## Extracted data entries

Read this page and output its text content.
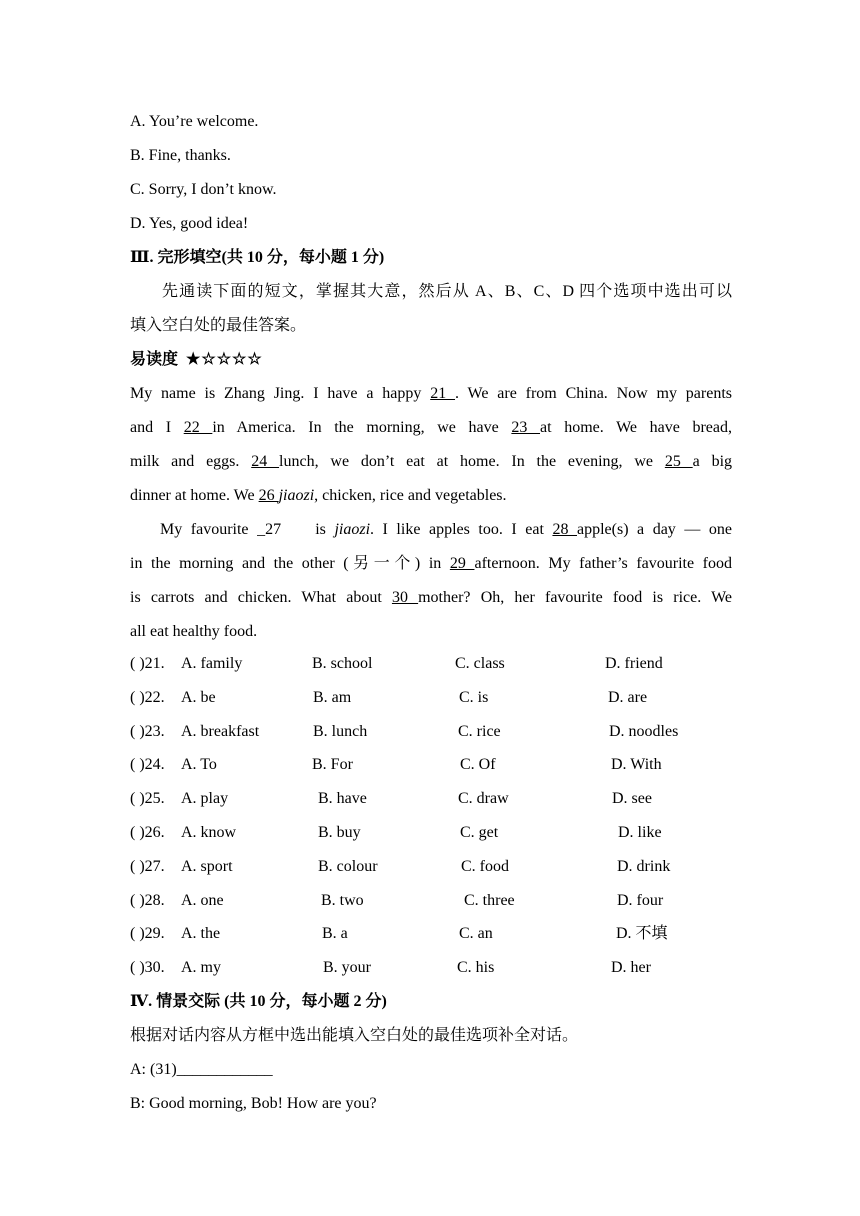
A. You’re welcome.
B. Fine, thanks.
C. Sorry, I don’t know.
D. Yes, good idea!
Ⅲ. 完形填空(共 10 分，每小题 1 分)
先通读下面的短文，掌握其大意，然后从 A、B、C、D 四个选项中选出可以
填入空白处的最佳答案。
易读度 ★☆☆☆☆
My name is Zhang Jing. I have a happy 21 . We are from China. Now my parents
and I 22 in America. In the morning, we have 23 at home. We have bread,
milk and eggs. 24 lunch, we don’t eat at home. In the evening, we 25 a big
dinner at home. We 26 jiaozi, chicken, rice and vegetables.
My favourite _27    is jiaozi. I like apples too. I eat 28 apple(s) a day — one
in the morning and the other (另一个) in 29 afternoon. My father’s favourite food
is carrots and chicken. What about 30 mother? Oh, her favourite food is rice. We
all eat healthy food.
( )21. A. family	B. school	C. class	D. friend
( )22. A. be	B. am	C. is	D. are
( )23. A. breakfast	B. lunch	C. rice	D. noodles
( )24. A. To	B. For	C. Of	D. With
( )25. A. play	B. have	C. draw	D. see
( )26. A. know	B. buy	C. get	D. like
( )27. A. sport	B. colour	C. food	D. drink
( )28. A. one	B. two	C. three	D. four
( )29. A. the	B. a	C. an	D. 不填
( )30. A. my	B. your	C. his	D. her
Ⅳ. 情景交际 (共 10 分，每小题 2 分)
根据对话内容从方框中选出能填入空白处的最佳选项补全对话。
A: (31)____________
B: Good morning, Bob! How are you?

## TASK REQUIREMENTS
Scan the material above. Extract every line in which the word "chicken" occurs.

## ANSWER TO THE EXERCISE
dinner at home. We 26 jiaozi, chicken, rice and vegetables.
is carrots and chicken. What about 30 mother? Oh, her favourite food is rice. We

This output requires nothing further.